## START Input
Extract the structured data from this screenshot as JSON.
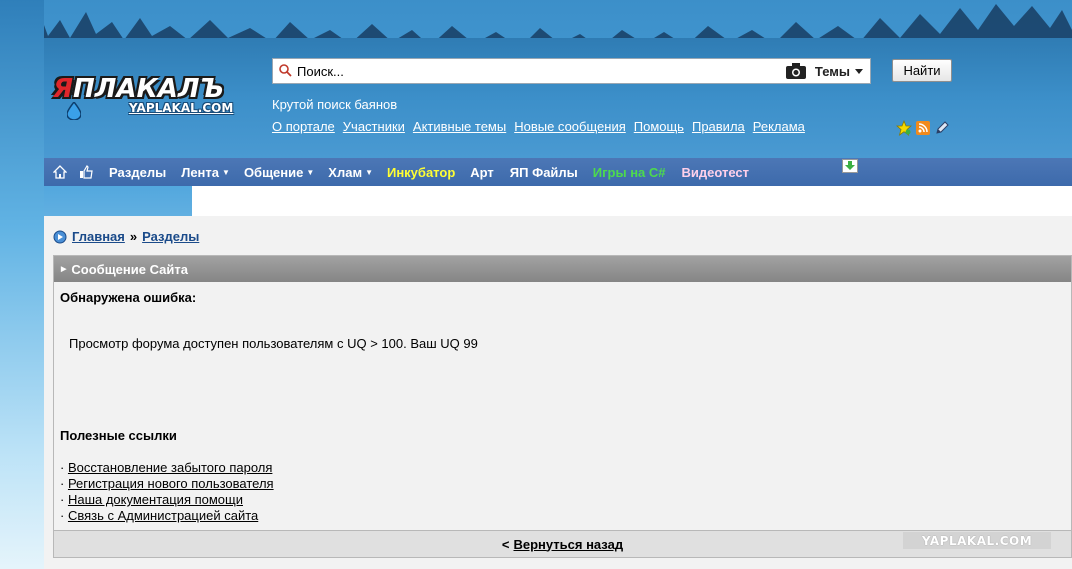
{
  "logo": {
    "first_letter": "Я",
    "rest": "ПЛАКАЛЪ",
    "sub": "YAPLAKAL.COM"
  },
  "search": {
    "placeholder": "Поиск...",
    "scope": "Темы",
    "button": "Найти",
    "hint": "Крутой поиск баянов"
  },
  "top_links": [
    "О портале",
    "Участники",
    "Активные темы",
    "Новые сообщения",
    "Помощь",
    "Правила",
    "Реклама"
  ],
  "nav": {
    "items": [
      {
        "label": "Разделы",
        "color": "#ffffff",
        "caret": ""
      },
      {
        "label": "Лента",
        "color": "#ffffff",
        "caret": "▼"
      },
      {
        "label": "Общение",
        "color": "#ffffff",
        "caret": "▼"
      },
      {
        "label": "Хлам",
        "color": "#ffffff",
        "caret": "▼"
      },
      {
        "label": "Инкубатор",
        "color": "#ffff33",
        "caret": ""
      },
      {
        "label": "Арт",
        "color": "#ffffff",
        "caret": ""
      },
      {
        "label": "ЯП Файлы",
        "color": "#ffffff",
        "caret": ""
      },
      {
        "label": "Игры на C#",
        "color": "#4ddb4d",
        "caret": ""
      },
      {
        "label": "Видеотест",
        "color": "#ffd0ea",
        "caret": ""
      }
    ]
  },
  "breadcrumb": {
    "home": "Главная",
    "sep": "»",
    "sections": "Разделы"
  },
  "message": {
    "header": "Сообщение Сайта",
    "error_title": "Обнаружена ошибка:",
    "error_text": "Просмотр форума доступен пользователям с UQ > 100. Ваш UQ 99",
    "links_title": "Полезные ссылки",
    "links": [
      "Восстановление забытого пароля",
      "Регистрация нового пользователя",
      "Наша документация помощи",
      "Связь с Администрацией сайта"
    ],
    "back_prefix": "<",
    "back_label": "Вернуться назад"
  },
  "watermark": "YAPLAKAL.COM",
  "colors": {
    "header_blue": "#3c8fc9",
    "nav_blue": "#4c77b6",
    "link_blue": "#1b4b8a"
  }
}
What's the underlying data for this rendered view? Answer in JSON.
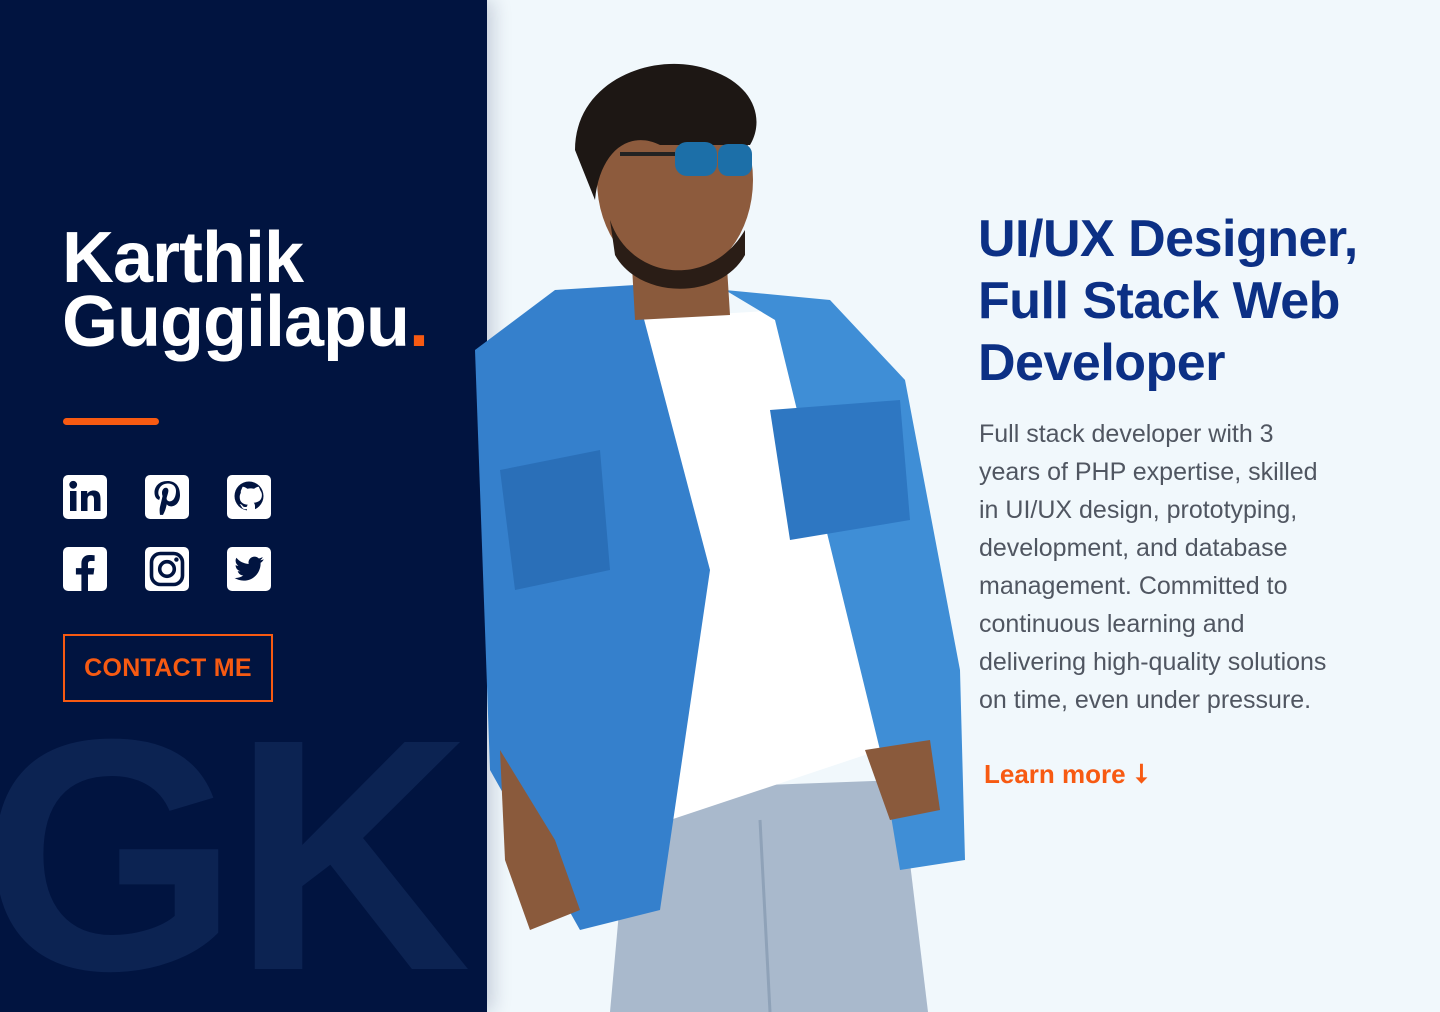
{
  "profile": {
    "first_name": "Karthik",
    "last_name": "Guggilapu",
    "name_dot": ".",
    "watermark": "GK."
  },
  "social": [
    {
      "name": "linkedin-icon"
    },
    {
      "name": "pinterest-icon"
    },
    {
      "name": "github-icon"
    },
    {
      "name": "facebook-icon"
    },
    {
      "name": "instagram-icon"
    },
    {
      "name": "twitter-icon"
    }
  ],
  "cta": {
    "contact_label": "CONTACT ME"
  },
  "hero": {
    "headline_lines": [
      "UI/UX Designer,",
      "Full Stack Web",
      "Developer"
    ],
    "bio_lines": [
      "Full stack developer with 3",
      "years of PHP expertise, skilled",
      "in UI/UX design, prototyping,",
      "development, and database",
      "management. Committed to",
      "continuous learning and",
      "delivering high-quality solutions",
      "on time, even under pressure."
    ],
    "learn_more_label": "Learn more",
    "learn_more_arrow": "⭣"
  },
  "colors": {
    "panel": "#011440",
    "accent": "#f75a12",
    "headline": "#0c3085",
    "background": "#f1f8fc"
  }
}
## END Input
__Task directions__
Transcribe every line in the entries above, taking out only the images.

__Solution__
Extract the structured data from this screenshot as JSON.
{
  "logo": {
    "first_letter": "Я",
    "rest": "ПЛАКАЛЪ",
    "sub": "YAPLAKAL.COM"
  },
  "search": {
    "placeholder": "Поиск...",
    "scope": "Темы",
    "button": "Найти",
    "hint": "Крутой поиск баянов"
  },
  "top_links": [
    "О портале",
    "Участники",
    "Активные темы",
    "Новые сообщения",
    "Помощь",
    "Правила",
    "Реклама"
  ],
  "nav": {
    "items": [
      {
        "label": "Разделы",
        "color": "#ffffff",
        "caret": ""
      },
      {
        "label": "Лента",
        "color": "#ffffff",
        "caret": "▼"
      },
      {
        "label": "Общение",
        "color": "#ffffff",
        "caret": "▼"
      },
      {
        "label": "Хлам",
        "color": "#ffffff",
        "caret": "▼"
      },
      {
        "label": "Инкубатор",
        "color": "#ffff33",
        "caret": ""
      },
      {
        "label": "Арт",
        "color": "#ffffff",
        "caret": ""
      },
      {
        "label": "ЯП Файлы",
        "color": "#ffffff",
        "caret": ""
      },
      {
        "label": "Игры на C#",
        "color": "#4ddb4d",
        "caret": ""
      },
      {
        "label": "Видеотест",
        "color": "#ffd0ea",
        "caret": ""
      }
    ]
  },
  "breadcrumb": {
    "home": "Главная",
    "sep": "»",
    "sections": "Разделы"
  },
  "message": {
    "header": "Сообщение Сайта",
    "error_title": "Обнаружена ошибка:",
    "error_text": "Просмотр форума доступен пользователям с UQ > 100. Ваш UQ 99",
    "links_title": "Полезные ссылки",
    "links": [
      "Восстановление забытого пароля",
      "Регистрация нового пользователя",
      "Наша документация помощи",
      "Связь с Администрацией сайта"
    ],
    "back_prefix": "<",
    "back_label": "Вернуться назад"
  },
  "watermark": "YAPLAKAL.COM",
  "colors": {
    "header_blue": "#3c8fc9",
    "nav_blue": "#4c77b6",
    "link_blue": "#1b4b8a"
  }
}
What's the underlying data for this rendered view? Answer in JSON.
{
  "profile": {
    "first_name": "Karthik",
    "last_name": "Guggilapu",
    "name_dot": ".",
    "watermark": "GK."
  },
  "social": [
    {
      "name": "linkedin-icon"
    },
    {
      "name": "pinterest-icon"
    },
    {
      "name": "github-icon"
    },
    {
      "name": "facebook-icon"
    },
    {
      "name": "instagram-icon"
    },
    {
      "name": "twitter-icon"
    }
  ],
  "cta": {
    "contact_label": "CONTACT ME"
  },
  "hero": {
    "headline_lines": [
      "UI/UX Designer,",
      "Full Stack Web",
      "Developer"
    ],
    "bio_lines": [
      "Full stack developer with 3",
      "years of PHP expertise, skilled",
      "in UI/UX design, prototyping,",
      "development, and database",
      "management. Committed to",
      "continuous learning and",
      "delivering high-quality solutions",
      "on time, even under pressure."
    ],
    "learn_more_label": "Learn more",
    "learn_more_arrow": "⭣"
  },
  "colors": {
    "panel": "#011440",
    "accent": "#f75a12",
    "headline": "#0c3085",
    "background": "#f1f8fc"
  }
}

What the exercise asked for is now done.